### [Exercise directions]
Your task is to reproduce the entries below word for word.

### [Task data]
:::

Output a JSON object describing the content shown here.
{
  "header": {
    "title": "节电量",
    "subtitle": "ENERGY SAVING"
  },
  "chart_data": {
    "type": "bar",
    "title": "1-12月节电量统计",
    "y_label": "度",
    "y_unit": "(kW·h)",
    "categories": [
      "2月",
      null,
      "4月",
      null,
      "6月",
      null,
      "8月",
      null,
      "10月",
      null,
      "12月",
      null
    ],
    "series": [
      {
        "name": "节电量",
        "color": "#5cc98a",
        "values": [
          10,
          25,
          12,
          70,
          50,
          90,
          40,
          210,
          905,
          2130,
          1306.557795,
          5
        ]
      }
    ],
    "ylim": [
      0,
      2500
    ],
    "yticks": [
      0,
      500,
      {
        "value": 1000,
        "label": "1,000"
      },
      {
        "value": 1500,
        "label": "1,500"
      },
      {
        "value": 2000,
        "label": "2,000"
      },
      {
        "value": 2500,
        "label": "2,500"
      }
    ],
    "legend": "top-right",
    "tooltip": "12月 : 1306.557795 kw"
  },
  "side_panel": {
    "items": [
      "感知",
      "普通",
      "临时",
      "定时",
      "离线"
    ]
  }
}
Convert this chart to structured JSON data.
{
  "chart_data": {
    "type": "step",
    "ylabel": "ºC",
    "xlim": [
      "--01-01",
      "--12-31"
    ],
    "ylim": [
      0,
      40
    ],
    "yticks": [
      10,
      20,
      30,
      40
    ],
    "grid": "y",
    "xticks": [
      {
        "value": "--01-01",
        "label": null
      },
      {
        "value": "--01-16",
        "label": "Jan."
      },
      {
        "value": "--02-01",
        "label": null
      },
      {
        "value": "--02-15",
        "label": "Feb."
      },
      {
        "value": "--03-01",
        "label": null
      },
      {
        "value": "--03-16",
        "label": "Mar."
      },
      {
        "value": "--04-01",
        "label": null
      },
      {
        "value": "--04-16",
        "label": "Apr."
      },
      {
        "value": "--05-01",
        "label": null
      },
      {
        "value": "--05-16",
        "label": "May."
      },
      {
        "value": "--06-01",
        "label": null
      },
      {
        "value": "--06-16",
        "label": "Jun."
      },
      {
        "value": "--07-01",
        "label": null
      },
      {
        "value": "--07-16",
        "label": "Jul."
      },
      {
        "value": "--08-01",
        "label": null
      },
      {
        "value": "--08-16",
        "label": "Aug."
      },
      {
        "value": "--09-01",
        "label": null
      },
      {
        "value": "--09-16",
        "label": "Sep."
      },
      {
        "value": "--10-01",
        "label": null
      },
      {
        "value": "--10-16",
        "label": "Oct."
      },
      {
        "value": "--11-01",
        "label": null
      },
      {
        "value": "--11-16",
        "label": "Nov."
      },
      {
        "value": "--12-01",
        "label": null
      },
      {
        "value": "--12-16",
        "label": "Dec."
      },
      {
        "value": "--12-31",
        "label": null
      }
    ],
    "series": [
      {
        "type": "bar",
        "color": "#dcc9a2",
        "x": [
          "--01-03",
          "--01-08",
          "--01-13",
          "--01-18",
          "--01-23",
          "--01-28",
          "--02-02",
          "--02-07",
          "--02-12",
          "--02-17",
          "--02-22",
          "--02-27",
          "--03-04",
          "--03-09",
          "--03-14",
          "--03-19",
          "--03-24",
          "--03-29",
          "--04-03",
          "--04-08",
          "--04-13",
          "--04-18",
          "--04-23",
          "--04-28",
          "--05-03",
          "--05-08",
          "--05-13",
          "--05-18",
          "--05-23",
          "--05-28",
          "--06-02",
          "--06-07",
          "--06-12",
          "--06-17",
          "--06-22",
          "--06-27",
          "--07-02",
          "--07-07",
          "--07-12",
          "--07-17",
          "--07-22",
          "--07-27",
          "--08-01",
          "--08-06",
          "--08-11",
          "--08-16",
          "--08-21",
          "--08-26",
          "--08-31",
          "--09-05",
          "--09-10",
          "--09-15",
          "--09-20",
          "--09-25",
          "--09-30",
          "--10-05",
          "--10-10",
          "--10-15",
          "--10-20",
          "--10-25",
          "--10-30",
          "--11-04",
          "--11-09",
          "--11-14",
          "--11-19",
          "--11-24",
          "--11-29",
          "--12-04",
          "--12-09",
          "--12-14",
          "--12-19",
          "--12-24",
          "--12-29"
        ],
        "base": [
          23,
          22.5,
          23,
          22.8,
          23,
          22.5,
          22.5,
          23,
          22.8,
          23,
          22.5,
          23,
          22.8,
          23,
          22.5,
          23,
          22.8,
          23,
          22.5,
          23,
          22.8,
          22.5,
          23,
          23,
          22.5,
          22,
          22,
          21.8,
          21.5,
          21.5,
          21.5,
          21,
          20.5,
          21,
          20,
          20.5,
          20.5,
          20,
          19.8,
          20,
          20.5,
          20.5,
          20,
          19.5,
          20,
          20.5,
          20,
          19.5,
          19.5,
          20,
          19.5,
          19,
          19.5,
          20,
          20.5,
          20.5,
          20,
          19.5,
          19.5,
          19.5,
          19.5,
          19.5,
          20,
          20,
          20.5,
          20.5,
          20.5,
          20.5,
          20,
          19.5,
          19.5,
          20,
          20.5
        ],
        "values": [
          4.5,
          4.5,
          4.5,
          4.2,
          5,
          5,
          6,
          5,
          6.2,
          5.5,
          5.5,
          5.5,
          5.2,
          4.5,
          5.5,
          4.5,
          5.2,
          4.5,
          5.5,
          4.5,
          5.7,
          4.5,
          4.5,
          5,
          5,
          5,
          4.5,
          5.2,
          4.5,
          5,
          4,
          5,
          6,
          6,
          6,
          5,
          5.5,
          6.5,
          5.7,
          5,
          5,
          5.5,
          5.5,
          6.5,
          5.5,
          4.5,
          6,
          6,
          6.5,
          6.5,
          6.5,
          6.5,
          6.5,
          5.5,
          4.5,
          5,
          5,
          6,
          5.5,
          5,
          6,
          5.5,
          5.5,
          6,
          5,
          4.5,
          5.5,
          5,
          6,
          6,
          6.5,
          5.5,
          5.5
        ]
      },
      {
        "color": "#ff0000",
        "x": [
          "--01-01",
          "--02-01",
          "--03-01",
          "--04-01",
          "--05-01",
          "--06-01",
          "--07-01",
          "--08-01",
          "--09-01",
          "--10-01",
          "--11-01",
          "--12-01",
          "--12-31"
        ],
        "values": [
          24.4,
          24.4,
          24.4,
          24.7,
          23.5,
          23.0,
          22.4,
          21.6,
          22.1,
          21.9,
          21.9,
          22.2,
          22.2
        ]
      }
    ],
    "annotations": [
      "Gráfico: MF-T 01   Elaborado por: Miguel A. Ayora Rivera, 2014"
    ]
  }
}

:::

### [Expected answer]
Output a JSON object describing the content shown here.
{
  "header": {
    "title": "节电量",
    "subtitle": "ENERGY SAVING"
  },
  "chart_data": {
    "type": "bar",
    "title": "1-12月节电量统计",
    "y_label": "度",
    "y_unit": "(kW·h)",
    "categories": [
      "2月",
      null,
      "4月",
      null,
      "6月",
      null,
      "8月",
      null,
      "10月",
      null,
      "12月",
      null
    ],
    "series": [
      {
        "name": "节电量",
        "color": "#5cc98a",
        "values": [
          10,
          25,
          12,
          70,
          50,
          90,
          40,
          210,
          905,
          2130,
          1306.557795,
          5
        ]
      }
    ],
    "ylim": [
      0,
      2500
    ],
    "yticks": [
      0,
      500,
      {
        "value": 1000,
        "label": "1,000"
      },
      {
        "value": 1500,
        "label": "1,500"
      },
      {
        "value": 2000,
        "label": "2,000"
      },
      {
        "value": 2500,
        "label": "2,500"
      }
    ],
    "legend": "top-right",
    "tooltip": "12月 : 1306.557795 kw"
  },
  "side_panel": {
    "items": [
      "感知",
      "普通",
      "临时",
      "定时",
      "离线"
    ]
  }
}
Convert this chart to structured JSON data.
{
  "chart_data": {
    "type": "step",
    "ylabel": "ºC",
    "xlim": [
      "--01-01",
      "--12-31"
    ],
    "ylim": [
      0,
      40
    ],
    "yticks": [
      10,
      20,
      30,
      40
    ],
    "grid": "y",
    "xticks": [
      {
        "value": "--01-01",
        "label": null
      },
      {
        "value": "--01-16",
        "label": "Jan."
      },
      {
        "value": "--02-01",
        "label": null
      },
      {
        "value": "--02-15",
        "label": "Feb."
      },
      {
        "value": "--03-01",
        "label": null
      },
      {
        "value": "--03-16",
        "label": "Mar."
      },
      {
        "value": "--04-01",
        "label": null
      },
      {
        "value": "--04-16",
        "label": "Apr."
      },
      {
        "value": "--05-01",
        "label": null
      },
      {
        "value": "--05-16",
        "label": "May."
      },
      {
        "value": "--06-01",
        "label": null
      },
      {
        "value": "--06-16",
        "label": "Jun."
      },
      {
        "value": "--07-01",
        "label": null
      },
      {
        "value": "--07-16",
        "label": "Jul."
      },
      {
        "value": "--08-01",
        "label": null
      },
      {
        "value": "--08-16",
        "label": "Aug."
      },
      {
        "value": "--09-01",
        "label": null
      },
      {
        "value": "--09-16",
        "label": "Sep."
      },
      {
        "value": "--10-01",
        "label": null
      },
      {
        "value": "--10-16",
        "label": "Oct."
      },
      {
        "value": "--11-01",
        "label": null
      },
      {
        "value": "--11-16",
        "label": "Nov."
      },
      {
        "value": "--12-01",
        "label": null
      },
      {
        "value": "--12-16",
        "label": "Dec."
      },
      {
        "value": "--12-31",
        "label": null
      }
    ],
    "series": [
      {
        "type": "bar",
        "color": "#dcc9a2",
        "x": [
          "--01-03",
          "--01-08",
          "--01-13",
          "--01-18",
          "--01-23",
          "--01-28",
          "--02-02",
          "--02-07",
          "--02-12",
          "--02-17",
          "--02-22",
          "--02-27",
          "--03-04",
          "--03-09",
          "--03-14",
          "--03-19",
          "--03-24",
          "--03-29",
          "--04-03",
          "--04-08",
          "--04-13",
          "--04-18",
          "--04-23",
          "--04-28",
          "--05-03",
          "--05-08",
          "--05-13",
          "--05-18",
          "--05-23",
          "--05-28",
          "--06-02",
          "--06-07",
          "--06-12",
          "--06-17",
          "--06-22",
          "--06-27",
          "--07-02",
          "--07-07",
          "--07-12",
          "--07-17",
          "--07-22",
          "--07-27",
          "--08-01",
          "--08-06",
          "--08-11",
          "--08-16",
          "--08-21",
          "--08-26",
          "--08-31",
          "--09-05",
          "--09-10",
          "--09-15",
          "--09-20",
          "--09-25",
          "--09-30",
          "--10-05",
          "--10-10",
          "--10-15",
          "--10-20",
          "--10-25",
          "--10-30",
          "--11-04",
          "--11-09",
          "--11-14",
          "--11-19",
          "--11-24",
          "--11-29",
          "--12-04",
          "--12-09",
          "--12-14",
          "--12-19",
          "--12-24",
          "--12-29"
        ],
        "base": [
          23,
          22.5,
          23,
          22.8,
          23,
          22.5,
          22.5,
          23,
          22.8,
          23,
          22.5,
          23,
          22.8,
          23,
          22.5,
          23,
          22.8,
          23,
          22.5,
          23,
          22.8,
          22.5,
          23,
          23,
          22.5,
          22,
          22,
          21.8,
          21.5,
          21.5,
          21.5,
          21,
          20.5,
          21,
          20,
          20.5,
          20.5,
          20,
          19.8,
          20,
          20.5,
          20.5,
          20,
          19.5,
          20,
          20.5,
          20,
          19.5,
          19.5,
          20,
          19.5,
          19,
          19.5,
          20,
          20.5,
          20.5,
          20,
          19.5,
          19.5,
          19.5,
          19.5,
          19.5,
          20,
          20,
          20.5,
          20.5,
          20.5,
          20.5,
          20,
          19.5,
          19.5,
          20,
          20.5
        ],
        "values": [
          4.5,
          4.5,
          4.5,
          4.2,
          5,
          5,
          6,
          5,
          6.2,
          5.5,
          5.5,
          5.5,
          5.2,
          4.5,
          5.5,
          4.5,
          5.2,
          4.5,
          5.5,
          4.5,
          5.7,
          4.5,
          4.5,
          5,
          5,
          5,
          4.5,
          5.2,
          4.5,
          5,
          4,
          5,
          6,
          6,
          6,
          5,
          5.5,
          6.5,
          5.7,
          5,
          5,
          5.5,
          5.5,
          6.5,
          5.5,
          4.5,
          6,
          6,
          6.5,
          6.5,
          6.5,
          6.5,
          6.5,
          5.5,
          4.5,
          5,
          5,
          6,
          5.5,
          5,
          6,
          5.5,
          5.5,
          6,
          5,
          4.5,
          5.5,
          5,
          6,
          6,
          6.5,
          5.5,
          5.5
        ]
      },
      {
        "color": "#ff0000",
        "x": [
          "--01-01",
          "--02-01",
          "--03-01",
          "--04-01",
          "--05-01",
          "--06-01",
          "--07-01",
          "--08-01",
          "--09-01",
          "--10-01",
          "--11-01",
          "--12-01",
          "--12-31"
        ],
        "values": [
          24.4,
          24.4,
          24.4,
          24.7,
          23.5,
          23.0,
          22.4,
          21.6,
          22.1,
          21.9,
          21.9,
          22.2,
          22.2
        ]
      }
    ],
    "annotations": [
      "Gráfico: MF-T 01   Elaborado por: Miguel A. Ayora Rivera, 2014"
    ]
  }
}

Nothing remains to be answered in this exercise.